[Dataset rows]
########################################
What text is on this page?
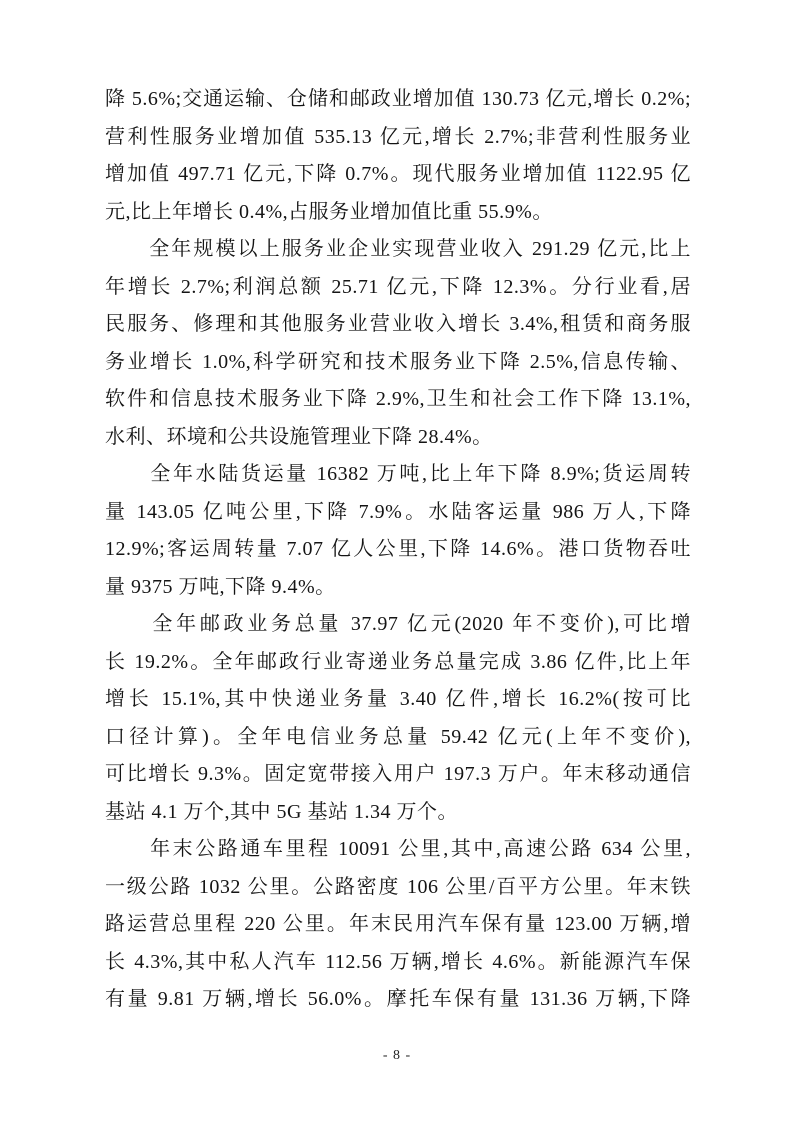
降 5.6%;交通运输、仓储和邮政业增加值 130.73 亿元,增长 0.2%;
营利性服务业增加值 535.13 亿元,增长 2.7%;非营利性服务业
增加值 497.71 亿元,下降 0.7%。现代服务业增加值 1122.95 亿
元,比上年增长 0.4%,占服务业增加值比重 55.9%。
　　全年规模以上服务业企业实现营业收入 291.29 亿元,比上
年增长 2.7%;利润总额 25.71 亿元,下降 12.3%。分行业看,居
民服务、修理和其他服务业营业收入增长 3.4%,租赁和商务服
务业增长 1.0%,科学研究和技术服务业下降 2.5%,信息传输、
软件和信息技术服务业下降 2.9%,卫生和社会工作下降 13.1%,
水利、环境和公共设施管理业下降 28.4%。
　　全年水陆货运量 16382 万吨,比上年下降 8.9%;货运周转
量 143.05 亿吨公里,下降 7.9%。水陆客运量 986 万人,下降
12.9%;客运周转量 7.07 亿人公里,下降 14.6%。港口货物吞吐
量 9375 万吨,下降 9.4%。
　　全年邮政业务总量 37.97 亿元(2020 年不变价),可比增
长 19.2%。全年邮政行业寄递业务总量完成 3.86 亿件,比上年
增长 15.1%,其中快递业务量 3.40 亿件,增长 16.2%(按可比
口径计算)。全年电信业务总量 59.42 亿元(上年不变价),
可比增长 9.3%。固定宽带接入用户 197.3 万户。年末移动通信
基站 4.1 万个,其中 5G 基站 1.34 万个。
　　年末公路通车里程 10091 公里,其中,高速公路 634 公里,
一级公路 1032 公里。公路密度 106 公里/百平方公里。年末铁
路运营总里程 220 公里。年末民用汽车保有量 123.00 万辆,增
长 4.3%,其中私人汽车 112.56 万辆,增长 4.6%。新能源汽车保
有量 9.81 万辆,增长 56.0%。摩托车保有量 131.36 万辆,下降
- 8 -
########################################
- [What you have to do]:
Set down every entry word for word, but omit the pictures.

- [Response to the task]:
What text is on this page?
降 5.6%;交通运输、仓储和邮政业增加值 130.73 亿元,增长 0.2%;
营利性服务业增加值 535.13 亿元,增长 2.7%;非营利性服务业
增加值 497.71 亿元,下降 0.7%。现代服务业增加值 1122.95 亿
元,比上年增长 0.4%,占服务业增加值比重 55.9%。
　　全年规模以上服务业企业实现营业收入 291.29 亿元,比上
年增长 2.7%;利润总额 25.71 亿元,下降 12.3%。分行业看,居
民服务、修理和其他服务业营业收入增长 3.4%,租赁和商务服
务业增长 1.0%,科学研究和技术服务业下降 2.5%,信息传输、
软件和信息技术服务业下降 2.9%,卫生和社会工作下降 13.1%,
水利、环境和公共设施管理业下降 28.4%。
　　全年水陆货运量 16382 万吨,比上年下降 8.9%;货运周转
量 143.05 亿吨公里,下降 7.9%。水陆客运量 986 万人,下降
12.9%;客运周转量 7.07 亿人公里,下降 14.6%。港口货物吞吐
量 9375 万吨,下降 9.4%。
　　全年邮政业务总量 37.97 亿元(2020 年不变价),可比增
长 19.2%。全年邮政行业寄递业务总量完成 3.86 亿件,比上年
增长 15.1%,其中快递业务量 3.40 亿件,增长 16.2%(按可比
口径计算)。全年电信业务总量 59.42 亿元(上年不变价),
可比增长 9.3%。固定宽带接入用户 197.3 万户。年末移动通信
基站 4.1 万个,其中 5G 基站 1.34 万个。
　　年末公路通车里程 10091 公里,其中,高速公路 634 公里,
一级公路 1032 公里。公路密度 106 公里/百平方公里。年末铁
路运营总里程 220 公里。年末民用汽车保有量 123.00 万辆,增
长 4.3%,其中私人汽车 112.56 万辆,增长 4.6%。新能源汽车保
有量 9.81 万辆,增长 56.0%。摩托车保有量 131.36 万辆,下降
- 8 -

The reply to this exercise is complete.